== EXERCISE INPUT ==
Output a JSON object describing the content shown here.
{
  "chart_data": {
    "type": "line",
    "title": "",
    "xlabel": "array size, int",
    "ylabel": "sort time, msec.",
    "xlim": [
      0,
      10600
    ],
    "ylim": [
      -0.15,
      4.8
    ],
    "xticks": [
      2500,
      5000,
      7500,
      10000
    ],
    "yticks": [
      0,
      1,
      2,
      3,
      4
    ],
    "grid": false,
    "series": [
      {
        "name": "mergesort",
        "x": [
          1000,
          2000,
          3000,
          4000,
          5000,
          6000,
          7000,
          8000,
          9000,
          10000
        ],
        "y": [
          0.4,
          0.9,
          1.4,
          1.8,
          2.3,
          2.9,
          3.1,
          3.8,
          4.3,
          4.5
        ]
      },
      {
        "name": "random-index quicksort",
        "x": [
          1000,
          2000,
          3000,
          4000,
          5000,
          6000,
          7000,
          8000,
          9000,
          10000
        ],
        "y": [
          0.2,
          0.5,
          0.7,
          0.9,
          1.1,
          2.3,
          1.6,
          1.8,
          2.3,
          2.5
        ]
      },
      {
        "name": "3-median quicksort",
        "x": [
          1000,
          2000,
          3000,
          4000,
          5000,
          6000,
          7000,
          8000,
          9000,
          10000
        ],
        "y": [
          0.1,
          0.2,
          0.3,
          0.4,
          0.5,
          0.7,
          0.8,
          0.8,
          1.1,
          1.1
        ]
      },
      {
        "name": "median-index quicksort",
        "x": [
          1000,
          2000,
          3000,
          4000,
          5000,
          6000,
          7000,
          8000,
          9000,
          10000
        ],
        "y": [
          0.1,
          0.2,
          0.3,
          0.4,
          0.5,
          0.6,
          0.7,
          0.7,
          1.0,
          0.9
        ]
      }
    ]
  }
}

== WHAT THE EXERCISE ASKS ==
Copy every line of the records above that contains "name".

== ANSWER TO THE TASK ==
        "name": "mergesort",
        "name": "random-index quicksort",
        "name": "3-median quicksort",
        "name": "median-index quicksort",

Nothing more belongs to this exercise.